___ EXTRACTED MATERIAL ___
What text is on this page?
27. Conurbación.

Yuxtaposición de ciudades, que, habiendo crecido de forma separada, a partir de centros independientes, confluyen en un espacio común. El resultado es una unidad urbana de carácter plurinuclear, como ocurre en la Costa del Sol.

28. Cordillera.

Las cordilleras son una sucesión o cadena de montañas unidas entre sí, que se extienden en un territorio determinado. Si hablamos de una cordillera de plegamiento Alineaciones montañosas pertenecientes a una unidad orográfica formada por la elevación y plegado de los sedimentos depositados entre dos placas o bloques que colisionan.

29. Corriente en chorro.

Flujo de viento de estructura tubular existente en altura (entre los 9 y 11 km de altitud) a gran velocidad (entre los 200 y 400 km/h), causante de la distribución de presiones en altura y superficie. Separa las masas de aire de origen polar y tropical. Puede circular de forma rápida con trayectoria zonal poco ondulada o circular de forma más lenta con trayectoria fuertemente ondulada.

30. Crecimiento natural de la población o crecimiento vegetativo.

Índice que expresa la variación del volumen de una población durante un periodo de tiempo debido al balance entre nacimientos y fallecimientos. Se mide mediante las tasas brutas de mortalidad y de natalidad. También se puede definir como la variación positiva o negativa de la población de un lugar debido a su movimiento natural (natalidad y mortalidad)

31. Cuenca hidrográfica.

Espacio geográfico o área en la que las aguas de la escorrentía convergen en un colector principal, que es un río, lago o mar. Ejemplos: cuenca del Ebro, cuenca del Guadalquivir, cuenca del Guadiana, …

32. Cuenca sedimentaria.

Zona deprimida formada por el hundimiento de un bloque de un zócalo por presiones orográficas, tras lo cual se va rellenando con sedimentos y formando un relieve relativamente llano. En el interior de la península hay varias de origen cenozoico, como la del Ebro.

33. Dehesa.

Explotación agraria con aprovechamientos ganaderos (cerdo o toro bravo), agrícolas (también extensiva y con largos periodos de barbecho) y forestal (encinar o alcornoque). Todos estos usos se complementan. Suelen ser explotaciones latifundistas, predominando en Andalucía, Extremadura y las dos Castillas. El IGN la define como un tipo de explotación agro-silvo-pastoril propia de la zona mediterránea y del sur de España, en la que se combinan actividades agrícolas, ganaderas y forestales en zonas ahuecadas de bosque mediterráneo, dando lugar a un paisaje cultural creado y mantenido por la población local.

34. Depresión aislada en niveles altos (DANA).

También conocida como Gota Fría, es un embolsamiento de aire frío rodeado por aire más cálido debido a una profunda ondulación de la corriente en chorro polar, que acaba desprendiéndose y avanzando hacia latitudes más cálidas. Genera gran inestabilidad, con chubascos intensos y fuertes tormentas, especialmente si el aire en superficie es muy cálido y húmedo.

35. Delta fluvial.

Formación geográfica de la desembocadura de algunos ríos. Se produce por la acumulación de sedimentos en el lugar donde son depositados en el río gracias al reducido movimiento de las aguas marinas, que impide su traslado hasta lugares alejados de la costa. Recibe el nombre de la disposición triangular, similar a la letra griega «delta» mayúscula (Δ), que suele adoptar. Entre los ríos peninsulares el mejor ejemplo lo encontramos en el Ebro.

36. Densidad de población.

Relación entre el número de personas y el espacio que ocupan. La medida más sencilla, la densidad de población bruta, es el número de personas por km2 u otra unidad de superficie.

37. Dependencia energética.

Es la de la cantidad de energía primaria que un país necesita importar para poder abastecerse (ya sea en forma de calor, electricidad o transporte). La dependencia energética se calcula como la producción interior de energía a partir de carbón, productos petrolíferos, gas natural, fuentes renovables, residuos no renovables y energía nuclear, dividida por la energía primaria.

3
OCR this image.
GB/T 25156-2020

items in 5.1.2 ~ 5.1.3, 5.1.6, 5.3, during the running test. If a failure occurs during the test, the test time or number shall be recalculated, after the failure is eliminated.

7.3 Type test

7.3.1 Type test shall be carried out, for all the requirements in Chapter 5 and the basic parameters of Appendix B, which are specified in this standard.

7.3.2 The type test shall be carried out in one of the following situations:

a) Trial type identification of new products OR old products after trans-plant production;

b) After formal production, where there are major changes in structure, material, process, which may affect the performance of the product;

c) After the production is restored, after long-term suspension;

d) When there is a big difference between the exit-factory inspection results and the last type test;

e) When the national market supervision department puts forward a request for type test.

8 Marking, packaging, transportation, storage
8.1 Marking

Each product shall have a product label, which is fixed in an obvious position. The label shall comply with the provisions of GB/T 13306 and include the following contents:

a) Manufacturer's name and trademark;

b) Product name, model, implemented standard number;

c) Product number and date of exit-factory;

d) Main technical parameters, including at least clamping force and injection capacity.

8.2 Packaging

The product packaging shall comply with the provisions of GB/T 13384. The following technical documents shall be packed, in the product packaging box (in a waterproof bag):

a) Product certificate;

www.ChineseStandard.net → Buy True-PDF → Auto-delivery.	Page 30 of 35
___
STATED GOAL => Go through the records above, find every line with the word "comply", and list those lines.

SOLUTION TO THE EXERCISE =>
Each product shall have a product label, which is fixed in an obvious position. The label shall comply with the provisions of GB/T 13306 and include the following contents:
The product packaging shall comply with the provisions of GB/T 13384. The following technical documents shall be packed, in the product packaging box (in a waterproof bag):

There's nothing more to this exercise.